[YOUR GOAL]: Reproduce each line bearing the word "good".

[DATA SHOWN]:
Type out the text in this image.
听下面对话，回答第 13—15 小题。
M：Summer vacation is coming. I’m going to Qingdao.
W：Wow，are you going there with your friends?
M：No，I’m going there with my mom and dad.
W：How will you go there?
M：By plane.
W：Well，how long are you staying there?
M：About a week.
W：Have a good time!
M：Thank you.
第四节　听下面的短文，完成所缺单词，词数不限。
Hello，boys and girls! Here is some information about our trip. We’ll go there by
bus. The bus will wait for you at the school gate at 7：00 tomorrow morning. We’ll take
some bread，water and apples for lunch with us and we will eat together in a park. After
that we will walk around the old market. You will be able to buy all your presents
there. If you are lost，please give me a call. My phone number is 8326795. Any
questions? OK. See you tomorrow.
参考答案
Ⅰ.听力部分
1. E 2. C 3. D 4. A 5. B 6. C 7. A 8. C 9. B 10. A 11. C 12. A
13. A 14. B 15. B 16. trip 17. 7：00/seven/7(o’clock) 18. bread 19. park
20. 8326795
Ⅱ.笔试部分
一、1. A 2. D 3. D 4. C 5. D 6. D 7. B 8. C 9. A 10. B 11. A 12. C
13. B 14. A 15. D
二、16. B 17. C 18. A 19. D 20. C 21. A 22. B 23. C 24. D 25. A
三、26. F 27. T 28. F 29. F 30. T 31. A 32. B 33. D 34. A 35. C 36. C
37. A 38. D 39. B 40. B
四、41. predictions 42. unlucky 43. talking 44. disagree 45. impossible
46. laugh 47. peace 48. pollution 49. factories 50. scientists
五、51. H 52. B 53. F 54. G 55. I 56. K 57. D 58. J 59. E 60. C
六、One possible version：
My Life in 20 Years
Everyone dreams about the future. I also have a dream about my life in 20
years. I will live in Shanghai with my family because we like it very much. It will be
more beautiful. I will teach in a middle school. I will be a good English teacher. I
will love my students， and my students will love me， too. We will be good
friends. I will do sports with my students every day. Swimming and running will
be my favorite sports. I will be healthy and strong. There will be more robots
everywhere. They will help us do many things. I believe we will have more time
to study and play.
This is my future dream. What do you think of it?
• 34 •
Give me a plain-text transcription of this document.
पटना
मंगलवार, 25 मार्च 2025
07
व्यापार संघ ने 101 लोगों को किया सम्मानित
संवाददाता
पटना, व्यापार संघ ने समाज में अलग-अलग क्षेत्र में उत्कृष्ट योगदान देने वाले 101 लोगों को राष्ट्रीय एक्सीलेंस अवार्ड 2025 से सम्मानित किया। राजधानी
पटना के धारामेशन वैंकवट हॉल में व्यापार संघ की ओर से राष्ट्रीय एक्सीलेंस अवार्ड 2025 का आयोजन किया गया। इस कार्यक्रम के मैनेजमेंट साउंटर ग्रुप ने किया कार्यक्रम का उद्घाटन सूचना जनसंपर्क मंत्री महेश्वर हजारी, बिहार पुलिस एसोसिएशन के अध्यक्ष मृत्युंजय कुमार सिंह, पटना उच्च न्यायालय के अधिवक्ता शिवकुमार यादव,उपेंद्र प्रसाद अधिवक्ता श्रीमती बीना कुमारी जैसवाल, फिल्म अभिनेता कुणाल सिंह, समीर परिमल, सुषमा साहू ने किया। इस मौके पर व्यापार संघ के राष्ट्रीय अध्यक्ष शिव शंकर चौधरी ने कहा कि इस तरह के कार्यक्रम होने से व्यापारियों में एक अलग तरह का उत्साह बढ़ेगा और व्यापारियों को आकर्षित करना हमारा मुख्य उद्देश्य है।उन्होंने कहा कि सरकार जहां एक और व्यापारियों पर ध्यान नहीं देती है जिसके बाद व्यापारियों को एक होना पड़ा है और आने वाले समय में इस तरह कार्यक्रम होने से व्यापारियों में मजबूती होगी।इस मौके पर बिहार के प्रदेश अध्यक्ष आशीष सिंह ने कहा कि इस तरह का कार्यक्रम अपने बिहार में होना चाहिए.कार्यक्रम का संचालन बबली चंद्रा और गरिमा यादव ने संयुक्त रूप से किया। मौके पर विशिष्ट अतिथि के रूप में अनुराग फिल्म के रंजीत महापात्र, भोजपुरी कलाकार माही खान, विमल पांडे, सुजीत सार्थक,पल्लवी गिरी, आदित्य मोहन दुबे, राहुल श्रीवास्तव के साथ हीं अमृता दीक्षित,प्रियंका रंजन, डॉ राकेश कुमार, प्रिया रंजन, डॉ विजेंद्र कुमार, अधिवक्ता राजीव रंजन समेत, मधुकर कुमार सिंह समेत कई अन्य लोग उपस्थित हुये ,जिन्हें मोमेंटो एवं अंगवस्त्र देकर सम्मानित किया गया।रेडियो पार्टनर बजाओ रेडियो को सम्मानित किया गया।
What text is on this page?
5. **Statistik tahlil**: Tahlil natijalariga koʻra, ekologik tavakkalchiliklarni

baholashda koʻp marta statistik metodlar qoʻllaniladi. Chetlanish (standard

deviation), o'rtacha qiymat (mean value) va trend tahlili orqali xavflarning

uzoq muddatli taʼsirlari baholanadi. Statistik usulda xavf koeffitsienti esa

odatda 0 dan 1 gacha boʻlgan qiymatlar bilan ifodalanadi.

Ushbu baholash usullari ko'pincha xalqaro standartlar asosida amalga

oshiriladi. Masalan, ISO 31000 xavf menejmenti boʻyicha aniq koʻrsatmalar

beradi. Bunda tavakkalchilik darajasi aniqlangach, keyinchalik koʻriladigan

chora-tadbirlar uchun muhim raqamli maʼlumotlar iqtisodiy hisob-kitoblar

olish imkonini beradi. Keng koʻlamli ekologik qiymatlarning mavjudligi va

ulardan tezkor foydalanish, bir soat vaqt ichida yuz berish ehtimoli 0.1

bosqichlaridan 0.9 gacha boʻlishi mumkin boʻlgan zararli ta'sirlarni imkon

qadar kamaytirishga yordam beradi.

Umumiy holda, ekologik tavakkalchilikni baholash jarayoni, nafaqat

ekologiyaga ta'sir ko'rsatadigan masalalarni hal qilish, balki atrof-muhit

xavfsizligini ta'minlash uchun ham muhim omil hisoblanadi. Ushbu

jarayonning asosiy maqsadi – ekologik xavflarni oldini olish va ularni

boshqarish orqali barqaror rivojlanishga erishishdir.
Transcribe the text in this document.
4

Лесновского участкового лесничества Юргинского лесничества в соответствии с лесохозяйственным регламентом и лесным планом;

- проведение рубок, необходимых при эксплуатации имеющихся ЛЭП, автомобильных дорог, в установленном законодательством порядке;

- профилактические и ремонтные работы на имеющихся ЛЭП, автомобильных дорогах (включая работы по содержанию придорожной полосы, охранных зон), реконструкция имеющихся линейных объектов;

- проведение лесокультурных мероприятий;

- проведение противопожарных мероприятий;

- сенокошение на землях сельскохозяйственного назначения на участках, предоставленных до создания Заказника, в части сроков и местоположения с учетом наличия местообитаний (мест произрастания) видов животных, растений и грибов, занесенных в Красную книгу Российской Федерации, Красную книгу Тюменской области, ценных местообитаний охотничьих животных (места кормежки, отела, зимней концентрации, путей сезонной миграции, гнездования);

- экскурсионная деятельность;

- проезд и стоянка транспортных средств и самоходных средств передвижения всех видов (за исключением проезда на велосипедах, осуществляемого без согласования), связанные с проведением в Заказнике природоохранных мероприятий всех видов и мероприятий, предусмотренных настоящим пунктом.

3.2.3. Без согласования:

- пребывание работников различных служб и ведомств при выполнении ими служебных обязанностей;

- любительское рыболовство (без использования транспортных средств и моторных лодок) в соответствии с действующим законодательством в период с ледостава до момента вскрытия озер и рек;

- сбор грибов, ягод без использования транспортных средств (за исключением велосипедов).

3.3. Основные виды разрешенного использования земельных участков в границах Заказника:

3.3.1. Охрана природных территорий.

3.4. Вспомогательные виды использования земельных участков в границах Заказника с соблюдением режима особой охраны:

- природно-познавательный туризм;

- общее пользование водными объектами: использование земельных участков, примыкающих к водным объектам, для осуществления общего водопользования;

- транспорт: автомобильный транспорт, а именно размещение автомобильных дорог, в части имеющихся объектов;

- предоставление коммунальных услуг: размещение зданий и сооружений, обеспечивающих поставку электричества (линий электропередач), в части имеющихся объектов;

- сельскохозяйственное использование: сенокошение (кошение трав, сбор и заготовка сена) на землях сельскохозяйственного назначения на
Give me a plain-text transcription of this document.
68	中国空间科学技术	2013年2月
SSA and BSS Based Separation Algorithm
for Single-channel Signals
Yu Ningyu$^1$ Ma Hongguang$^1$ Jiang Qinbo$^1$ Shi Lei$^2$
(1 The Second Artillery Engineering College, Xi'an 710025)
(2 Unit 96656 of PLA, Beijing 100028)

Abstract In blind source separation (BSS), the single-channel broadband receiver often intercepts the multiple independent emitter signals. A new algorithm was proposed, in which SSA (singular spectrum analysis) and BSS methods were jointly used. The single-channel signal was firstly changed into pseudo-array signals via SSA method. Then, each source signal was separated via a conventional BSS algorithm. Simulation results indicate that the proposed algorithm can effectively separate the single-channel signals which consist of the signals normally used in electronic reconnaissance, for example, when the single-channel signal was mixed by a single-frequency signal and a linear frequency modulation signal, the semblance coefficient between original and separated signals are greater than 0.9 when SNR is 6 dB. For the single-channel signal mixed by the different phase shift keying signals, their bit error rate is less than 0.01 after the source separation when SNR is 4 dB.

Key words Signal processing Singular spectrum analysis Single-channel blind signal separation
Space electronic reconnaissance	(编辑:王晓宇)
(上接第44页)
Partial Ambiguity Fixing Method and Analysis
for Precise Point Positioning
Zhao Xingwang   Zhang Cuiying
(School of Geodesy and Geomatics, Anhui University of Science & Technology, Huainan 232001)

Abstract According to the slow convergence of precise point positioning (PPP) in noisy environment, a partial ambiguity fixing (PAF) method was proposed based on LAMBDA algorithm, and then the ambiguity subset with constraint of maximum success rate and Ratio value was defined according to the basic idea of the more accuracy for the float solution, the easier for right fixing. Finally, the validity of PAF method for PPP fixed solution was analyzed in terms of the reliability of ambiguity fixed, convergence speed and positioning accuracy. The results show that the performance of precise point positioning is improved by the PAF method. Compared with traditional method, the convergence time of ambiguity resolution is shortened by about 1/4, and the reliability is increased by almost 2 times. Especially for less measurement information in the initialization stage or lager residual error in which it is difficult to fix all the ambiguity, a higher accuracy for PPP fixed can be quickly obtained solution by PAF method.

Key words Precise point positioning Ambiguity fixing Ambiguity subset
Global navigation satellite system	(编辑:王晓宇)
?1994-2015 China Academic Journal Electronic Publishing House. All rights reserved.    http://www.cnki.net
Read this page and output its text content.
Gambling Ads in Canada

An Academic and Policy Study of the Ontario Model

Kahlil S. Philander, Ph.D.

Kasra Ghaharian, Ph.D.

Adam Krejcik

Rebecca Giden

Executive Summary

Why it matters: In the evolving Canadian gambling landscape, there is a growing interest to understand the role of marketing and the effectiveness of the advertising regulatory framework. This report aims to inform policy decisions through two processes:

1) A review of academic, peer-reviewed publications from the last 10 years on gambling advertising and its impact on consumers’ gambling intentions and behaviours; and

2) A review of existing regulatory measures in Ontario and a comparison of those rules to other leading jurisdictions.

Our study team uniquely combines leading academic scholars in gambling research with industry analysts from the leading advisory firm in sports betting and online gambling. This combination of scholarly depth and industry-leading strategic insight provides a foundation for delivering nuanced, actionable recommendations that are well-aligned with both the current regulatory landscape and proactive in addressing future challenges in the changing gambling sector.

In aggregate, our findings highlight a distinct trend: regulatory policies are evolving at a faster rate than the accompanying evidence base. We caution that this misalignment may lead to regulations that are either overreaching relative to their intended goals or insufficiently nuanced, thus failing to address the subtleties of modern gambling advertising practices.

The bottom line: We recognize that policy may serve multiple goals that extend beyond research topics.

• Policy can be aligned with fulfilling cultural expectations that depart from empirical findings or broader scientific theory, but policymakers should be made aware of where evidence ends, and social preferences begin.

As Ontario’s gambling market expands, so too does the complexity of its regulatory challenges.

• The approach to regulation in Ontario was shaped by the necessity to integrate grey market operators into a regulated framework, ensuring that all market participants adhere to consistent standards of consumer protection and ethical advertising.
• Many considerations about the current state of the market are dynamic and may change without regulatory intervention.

[THE RESPONSE]:
W：Have a good time!
more beautiful. I will teach in a middle school. I will be a good English teacher. I
will love my students， and my students will love me， too. We will be good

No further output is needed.